**Task requirements**
Tell how many lines in these records contain the string "Eylemleri", with only the number as the reply.

Data to use start

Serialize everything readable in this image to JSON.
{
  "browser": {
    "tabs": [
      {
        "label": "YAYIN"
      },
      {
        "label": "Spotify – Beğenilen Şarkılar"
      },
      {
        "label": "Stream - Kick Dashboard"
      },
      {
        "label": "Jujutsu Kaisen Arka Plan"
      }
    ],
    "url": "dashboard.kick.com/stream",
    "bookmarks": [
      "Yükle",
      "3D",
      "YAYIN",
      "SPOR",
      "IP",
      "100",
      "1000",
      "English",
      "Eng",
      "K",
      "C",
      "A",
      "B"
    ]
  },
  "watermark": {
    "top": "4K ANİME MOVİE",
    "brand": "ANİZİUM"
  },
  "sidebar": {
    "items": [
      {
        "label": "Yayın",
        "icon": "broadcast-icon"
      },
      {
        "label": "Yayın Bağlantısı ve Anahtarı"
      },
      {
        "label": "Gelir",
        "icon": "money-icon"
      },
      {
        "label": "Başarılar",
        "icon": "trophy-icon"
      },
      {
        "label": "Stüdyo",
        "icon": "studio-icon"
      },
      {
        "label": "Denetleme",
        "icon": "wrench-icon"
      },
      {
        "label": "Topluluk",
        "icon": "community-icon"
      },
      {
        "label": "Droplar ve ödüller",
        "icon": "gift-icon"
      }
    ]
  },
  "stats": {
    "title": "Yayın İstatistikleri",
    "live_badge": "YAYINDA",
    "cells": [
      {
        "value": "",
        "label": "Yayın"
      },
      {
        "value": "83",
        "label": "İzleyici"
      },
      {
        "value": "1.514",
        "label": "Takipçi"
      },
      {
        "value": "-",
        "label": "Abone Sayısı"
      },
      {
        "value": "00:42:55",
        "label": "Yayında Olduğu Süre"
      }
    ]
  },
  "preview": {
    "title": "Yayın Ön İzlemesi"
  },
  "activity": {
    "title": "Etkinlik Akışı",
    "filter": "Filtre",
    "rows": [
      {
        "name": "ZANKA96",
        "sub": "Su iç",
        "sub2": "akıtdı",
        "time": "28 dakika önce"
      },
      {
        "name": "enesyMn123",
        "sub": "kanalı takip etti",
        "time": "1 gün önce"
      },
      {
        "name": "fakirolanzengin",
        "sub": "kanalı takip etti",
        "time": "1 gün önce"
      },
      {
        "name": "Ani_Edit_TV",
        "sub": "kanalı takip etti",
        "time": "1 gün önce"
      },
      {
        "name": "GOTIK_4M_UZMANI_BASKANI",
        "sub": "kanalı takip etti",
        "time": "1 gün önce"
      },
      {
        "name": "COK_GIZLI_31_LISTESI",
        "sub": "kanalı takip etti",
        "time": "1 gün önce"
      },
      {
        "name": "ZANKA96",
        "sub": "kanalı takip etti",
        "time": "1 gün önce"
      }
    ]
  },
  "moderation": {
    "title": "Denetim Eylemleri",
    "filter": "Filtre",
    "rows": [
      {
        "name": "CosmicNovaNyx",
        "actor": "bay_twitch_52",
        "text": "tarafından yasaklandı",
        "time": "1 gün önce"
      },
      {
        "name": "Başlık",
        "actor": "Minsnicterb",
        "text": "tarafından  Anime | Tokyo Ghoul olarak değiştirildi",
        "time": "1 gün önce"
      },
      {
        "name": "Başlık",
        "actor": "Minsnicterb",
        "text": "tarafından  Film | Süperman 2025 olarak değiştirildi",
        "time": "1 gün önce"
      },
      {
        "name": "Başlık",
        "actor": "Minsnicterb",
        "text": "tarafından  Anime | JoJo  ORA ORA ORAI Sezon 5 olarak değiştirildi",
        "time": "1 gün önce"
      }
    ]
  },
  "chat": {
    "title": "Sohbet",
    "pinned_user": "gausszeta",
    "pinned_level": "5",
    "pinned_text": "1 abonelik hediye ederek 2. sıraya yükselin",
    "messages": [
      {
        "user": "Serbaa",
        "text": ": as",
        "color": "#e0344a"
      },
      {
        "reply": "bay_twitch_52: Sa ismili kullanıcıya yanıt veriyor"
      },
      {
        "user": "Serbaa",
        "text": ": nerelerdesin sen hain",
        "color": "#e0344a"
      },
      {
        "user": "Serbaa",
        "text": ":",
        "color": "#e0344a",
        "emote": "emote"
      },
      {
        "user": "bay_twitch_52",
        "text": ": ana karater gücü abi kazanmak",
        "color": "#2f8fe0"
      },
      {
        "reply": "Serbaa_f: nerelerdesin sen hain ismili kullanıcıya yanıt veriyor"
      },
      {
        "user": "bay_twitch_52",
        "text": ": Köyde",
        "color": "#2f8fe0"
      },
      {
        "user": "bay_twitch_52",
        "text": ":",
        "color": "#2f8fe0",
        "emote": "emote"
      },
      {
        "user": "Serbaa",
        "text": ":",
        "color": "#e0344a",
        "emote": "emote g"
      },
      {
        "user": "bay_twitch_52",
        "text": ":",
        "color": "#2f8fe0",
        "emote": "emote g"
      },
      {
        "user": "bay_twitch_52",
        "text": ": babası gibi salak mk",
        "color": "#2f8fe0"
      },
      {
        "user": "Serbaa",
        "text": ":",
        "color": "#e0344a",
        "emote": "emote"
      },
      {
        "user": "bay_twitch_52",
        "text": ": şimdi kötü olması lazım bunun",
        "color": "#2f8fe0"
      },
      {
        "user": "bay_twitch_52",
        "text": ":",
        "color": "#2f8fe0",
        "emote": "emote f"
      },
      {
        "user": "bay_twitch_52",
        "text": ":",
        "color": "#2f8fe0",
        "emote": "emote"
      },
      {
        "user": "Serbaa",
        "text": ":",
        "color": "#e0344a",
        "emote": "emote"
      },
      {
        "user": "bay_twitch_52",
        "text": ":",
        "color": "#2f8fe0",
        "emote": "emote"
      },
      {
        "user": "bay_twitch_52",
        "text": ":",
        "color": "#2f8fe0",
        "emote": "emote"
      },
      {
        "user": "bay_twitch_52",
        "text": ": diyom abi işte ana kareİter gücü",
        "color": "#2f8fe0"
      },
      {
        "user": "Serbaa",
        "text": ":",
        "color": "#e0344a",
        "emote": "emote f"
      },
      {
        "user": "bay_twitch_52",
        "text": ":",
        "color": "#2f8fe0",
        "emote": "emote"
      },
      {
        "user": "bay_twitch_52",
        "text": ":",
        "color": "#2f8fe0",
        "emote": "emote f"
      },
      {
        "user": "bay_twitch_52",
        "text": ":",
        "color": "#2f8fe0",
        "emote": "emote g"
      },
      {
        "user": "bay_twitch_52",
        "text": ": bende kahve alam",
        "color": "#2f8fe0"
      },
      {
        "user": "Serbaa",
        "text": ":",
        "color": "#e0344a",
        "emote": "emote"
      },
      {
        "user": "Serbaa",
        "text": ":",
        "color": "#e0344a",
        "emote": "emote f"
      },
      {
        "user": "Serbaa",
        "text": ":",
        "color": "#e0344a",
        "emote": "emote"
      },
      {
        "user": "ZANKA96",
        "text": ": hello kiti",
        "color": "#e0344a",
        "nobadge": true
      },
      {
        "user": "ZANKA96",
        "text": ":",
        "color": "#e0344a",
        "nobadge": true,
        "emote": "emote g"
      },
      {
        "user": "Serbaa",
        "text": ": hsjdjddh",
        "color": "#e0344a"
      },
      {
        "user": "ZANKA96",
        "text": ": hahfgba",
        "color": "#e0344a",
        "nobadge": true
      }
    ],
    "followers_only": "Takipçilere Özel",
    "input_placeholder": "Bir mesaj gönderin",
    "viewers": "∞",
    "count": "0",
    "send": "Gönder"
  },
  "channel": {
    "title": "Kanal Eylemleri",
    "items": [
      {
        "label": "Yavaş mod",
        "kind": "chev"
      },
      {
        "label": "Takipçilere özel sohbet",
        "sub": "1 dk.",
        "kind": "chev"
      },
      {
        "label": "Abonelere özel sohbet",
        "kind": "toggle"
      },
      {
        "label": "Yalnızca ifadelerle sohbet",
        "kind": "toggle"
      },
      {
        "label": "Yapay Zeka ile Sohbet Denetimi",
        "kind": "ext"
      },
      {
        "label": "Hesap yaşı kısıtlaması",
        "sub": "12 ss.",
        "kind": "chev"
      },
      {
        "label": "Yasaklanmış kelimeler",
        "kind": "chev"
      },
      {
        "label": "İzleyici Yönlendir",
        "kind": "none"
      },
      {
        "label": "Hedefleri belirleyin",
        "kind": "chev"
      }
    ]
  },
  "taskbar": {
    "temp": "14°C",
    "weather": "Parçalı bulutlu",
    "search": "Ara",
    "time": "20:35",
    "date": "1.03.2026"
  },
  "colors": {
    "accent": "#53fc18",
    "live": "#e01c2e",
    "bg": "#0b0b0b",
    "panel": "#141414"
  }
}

Data to use end

**Expected answer**
2